— START OF ITEMS —
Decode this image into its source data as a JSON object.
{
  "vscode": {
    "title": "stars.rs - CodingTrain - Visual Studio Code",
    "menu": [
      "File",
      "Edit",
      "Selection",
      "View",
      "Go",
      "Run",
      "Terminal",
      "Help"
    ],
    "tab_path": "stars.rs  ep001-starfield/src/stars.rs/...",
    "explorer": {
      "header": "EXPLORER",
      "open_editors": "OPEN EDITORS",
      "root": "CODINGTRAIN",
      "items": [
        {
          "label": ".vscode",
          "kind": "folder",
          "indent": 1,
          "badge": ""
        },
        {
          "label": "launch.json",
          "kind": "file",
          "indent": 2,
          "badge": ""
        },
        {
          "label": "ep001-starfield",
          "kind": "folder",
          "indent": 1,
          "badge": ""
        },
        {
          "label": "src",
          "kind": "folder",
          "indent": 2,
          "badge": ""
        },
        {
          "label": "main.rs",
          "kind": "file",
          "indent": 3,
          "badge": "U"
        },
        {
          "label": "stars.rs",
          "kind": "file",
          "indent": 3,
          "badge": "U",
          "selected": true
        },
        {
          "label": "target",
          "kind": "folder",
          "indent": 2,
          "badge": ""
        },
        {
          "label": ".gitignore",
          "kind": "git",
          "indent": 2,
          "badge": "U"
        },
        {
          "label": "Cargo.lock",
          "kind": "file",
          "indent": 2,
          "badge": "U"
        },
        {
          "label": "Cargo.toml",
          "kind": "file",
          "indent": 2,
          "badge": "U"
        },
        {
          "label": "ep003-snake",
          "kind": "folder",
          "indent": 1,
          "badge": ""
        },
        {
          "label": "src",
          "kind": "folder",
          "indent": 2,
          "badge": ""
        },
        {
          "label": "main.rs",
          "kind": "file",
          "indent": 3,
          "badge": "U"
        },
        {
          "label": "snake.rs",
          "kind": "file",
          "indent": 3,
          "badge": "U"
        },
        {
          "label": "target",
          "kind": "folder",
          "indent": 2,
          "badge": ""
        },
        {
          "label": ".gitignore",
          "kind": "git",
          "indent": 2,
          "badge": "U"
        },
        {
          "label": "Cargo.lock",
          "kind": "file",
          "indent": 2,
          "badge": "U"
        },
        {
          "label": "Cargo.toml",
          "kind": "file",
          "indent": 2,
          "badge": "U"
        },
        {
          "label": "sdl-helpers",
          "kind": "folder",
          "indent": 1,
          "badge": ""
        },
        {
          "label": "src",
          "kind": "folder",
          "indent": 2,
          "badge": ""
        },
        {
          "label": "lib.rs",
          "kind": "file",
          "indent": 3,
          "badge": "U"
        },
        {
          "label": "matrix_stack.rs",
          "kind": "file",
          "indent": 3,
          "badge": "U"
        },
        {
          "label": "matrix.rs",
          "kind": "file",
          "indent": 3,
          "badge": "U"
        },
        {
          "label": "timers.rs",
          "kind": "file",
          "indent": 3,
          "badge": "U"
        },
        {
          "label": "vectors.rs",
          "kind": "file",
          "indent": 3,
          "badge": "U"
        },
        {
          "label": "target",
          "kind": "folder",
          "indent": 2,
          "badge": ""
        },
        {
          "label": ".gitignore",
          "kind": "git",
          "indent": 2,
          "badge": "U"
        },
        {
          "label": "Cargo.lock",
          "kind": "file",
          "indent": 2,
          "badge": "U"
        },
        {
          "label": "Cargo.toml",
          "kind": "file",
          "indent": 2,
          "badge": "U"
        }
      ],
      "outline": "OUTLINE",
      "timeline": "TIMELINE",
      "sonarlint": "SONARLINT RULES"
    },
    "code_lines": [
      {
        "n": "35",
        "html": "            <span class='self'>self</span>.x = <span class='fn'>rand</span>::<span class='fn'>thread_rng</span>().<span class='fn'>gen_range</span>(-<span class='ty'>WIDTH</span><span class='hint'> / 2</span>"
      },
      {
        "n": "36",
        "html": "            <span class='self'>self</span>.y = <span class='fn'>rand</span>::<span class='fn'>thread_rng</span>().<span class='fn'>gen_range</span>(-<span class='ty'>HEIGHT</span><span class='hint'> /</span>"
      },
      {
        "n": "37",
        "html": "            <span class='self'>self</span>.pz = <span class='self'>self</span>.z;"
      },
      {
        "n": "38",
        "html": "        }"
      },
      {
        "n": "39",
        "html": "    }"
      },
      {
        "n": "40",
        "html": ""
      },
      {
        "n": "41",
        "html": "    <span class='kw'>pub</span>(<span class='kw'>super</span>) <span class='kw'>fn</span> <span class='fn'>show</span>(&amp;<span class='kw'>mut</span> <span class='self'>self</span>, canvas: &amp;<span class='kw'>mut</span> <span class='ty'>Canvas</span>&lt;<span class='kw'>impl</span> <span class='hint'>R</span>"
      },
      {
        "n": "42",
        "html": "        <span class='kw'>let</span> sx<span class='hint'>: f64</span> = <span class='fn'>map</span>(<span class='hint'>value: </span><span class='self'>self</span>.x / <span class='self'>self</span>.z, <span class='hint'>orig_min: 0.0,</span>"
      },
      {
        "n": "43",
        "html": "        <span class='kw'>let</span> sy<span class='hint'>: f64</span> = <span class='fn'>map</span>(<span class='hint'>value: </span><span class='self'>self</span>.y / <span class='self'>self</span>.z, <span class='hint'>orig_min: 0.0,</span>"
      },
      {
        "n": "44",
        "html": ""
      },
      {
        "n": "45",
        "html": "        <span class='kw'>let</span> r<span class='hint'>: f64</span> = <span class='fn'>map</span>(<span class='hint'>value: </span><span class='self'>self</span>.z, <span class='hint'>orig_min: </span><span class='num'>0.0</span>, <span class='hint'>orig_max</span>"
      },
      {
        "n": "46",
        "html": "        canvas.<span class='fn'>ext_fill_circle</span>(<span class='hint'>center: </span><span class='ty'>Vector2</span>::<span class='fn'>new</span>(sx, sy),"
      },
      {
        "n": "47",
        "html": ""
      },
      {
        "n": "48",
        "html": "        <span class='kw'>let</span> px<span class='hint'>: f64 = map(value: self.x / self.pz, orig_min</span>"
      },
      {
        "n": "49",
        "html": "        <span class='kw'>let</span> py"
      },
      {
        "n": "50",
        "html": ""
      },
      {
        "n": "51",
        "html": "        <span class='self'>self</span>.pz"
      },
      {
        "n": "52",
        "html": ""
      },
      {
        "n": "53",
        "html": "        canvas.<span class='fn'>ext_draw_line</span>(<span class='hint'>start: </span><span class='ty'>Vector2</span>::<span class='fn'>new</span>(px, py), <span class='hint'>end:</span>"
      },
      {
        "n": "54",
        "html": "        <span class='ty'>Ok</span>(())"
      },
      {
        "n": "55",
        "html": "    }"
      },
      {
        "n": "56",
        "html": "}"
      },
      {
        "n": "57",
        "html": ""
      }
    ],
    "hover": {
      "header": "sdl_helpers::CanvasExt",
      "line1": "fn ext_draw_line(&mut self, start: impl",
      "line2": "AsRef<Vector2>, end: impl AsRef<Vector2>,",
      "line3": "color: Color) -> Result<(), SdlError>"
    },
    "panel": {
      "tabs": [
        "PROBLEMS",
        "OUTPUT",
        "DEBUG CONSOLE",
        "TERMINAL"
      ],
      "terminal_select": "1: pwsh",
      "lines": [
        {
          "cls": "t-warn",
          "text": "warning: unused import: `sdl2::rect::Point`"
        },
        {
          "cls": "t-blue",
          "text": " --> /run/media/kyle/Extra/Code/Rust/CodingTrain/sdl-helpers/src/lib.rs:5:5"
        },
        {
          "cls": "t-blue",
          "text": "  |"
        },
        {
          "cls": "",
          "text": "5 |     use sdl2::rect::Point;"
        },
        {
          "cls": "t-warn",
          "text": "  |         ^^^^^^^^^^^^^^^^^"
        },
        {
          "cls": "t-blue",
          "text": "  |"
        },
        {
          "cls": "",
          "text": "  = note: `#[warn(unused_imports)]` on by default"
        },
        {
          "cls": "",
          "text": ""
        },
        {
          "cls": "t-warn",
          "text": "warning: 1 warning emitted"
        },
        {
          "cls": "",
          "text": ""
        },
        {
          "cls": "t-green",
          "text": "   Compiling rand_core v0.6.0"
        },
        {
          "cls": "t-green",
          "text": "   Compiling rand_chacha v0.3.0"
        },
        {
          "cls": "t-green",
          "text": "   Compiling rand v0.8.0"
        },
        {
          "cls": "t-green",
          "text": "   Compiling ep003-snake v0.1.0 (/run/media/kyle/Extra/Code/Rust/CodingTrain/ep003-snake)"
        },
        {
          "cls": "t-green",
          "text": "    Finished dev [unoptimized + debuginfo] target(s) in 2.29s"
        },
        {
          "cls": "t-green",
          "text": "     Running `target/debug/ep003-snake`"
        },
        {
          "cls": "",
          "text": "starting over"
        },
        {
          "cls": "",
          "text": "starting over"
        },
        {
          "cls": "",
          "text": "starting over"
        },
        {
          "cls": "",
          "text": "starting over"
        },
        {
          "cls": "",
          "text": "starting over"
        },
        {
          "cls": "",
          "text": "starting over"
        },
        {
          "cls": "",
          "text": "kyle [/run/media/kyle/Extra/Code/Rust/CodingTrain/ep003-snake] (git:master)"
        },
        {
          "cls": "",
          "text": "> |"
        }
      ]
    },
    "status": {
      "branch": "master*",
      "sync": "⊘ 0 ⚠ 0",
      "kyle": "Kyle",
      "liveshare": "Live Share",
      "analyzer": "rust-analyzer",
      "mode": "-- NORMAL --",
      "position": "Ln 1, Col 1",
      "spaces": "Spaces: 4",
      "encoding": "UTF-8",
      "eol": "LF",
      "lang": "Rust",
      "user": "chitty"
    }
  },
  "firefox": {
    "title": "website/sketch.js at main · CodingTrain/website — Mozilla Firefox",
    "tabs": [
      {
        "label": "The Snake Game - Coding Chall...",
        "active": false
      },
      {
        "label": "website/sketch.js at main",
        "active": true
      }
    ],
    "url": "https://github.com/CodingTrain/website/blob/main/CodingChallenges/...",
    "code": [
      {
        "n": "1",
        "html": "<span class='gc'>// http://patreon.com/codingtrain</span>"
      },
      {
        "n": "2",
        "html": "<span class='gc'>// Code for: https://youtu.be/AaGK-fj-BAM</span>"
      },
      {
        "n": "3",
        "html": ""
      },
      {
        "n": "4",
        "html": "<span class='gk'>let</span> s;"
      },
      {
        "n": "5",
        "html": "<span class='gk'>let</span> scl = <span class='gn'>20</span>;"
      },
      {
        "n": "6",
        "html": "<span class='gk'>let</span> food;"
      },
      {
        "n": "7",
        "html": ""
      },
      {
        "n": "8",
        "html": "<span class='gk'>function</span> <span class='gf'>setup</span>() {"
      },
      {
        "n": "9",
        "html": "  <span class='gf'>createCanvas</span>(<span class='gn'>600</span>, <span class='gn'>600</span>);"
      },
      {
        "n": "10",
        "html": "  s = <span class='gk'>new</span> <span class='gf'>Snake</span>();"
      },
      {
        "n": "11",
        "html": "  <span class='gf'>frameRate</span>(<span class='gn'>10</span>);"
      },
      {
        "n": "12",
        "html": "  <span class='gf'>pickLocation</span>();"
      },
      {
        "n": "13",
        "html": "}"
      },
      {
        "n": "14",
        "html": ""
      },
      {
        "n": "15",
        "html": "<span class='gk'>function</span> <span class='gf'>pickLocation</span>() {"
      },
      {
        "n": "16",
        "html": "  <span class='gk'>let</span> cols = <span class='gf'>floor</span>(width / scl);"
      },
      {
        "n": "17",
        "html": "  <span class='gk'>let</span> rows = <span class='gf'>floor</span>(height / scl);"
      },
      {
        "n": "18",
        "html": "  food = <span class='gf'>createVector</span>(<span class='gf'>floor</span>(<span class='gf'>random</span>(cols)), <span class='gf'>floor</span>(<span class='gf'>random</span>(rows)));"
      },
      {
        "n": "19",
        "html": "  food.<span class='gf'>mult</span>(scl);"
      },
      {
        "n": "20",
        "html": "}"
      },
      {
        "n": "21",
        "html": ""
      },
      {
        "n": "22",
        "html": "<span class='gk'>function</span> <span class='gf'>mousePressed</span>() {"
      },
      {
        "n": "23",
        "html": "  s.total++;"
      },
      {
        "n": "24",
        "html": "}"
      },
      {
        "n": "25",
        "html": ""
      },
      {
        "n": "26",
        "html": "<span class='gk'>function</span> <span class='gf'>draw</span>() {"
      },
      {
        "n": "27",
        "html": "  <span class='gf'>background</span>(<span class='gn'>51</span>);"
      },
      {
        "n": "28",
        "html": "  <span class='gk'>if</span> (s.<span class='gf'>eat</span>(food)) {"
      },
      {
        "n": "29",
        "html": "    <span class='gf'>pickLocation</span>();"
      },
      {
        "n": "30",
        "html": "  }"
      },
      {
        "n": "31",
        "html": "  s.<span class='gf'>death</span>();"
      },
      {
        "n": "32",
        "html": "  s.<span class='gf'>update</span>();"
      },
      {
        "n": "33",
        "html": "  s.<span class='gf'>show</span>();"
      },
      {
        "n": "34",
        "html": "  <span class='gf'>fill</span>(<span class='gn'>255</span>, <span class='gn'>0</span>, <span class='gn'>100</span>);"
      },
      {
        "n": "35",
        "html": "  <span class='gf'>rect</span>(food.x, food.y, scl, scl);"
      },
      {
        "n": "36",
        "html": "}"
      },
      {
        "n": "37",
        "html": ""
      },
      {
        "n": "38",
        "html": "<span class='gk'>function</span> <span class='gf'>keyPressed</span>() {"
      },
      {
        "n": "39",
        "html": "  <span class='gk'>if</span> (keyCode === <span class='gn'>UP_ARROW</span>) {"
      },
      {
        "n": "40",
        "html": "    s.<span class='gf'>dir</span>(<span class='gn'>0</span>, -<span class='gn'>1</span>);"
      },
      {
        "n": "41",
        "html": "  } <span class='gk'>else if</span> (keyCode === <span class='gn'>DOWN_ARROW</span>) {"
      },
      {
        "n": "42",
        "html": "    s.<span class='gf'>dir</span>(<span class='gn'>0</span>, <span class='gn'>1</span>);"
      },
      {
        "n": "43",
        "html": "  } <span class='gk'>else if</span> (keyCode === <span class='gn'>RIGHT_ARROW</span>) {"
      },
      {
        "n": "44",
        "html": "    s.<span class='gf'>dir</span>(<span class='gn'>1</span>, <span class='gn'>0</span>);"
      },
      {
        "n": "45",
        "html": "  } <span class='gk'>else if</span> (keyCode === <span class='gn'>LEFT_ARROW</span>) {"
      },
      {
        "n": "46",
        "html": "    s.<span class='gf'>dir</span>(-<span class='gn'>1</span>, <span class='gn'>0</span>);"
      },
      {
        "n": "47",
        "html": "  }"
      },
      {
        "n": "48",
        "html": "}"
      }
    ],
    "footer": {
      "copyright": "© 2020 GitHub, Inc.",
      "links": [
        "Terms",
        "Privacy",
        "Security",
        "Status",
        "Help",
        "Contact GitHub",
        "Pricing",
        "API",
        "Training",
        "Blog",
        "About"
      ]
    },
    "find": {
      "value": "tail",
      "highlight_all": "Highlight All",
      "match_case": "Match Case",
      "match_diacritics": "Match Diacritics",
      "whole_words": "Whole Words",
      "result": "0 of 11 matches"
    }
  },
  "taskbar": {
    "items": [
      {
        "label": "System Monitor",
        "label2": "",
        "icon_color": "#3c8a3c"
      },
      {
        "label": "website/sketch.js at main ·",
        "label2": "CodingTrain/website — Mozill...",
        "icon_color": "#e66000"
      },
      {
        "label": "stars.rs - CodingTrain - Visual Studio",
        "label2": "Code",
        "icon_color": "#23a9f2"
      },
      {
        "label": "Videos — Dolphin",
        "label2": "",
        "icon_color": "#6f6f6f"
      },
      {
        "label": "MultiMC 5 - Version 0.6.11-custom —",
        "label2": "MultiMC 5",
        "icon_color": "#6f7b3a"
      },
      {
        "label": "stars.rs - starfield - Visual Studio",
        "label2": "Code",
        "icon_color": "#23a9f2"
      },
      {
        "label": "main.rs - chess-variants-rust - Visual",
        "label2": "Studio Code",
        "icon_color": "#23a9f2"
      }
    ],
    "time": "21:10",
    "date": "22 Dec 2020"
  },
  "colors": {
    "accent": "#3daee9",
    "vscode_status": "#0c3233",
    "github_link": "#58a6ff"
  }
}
— END OF ITEMS —
● EXERCISE BRIEF: Only lines holding the string "warning" are wanted; gather each one from the entries above.

● COMPLETED TASK:
          "text": "warning: unused import: `sdl2::rect::Point`"
          "text": "warning: 1 warning emitted"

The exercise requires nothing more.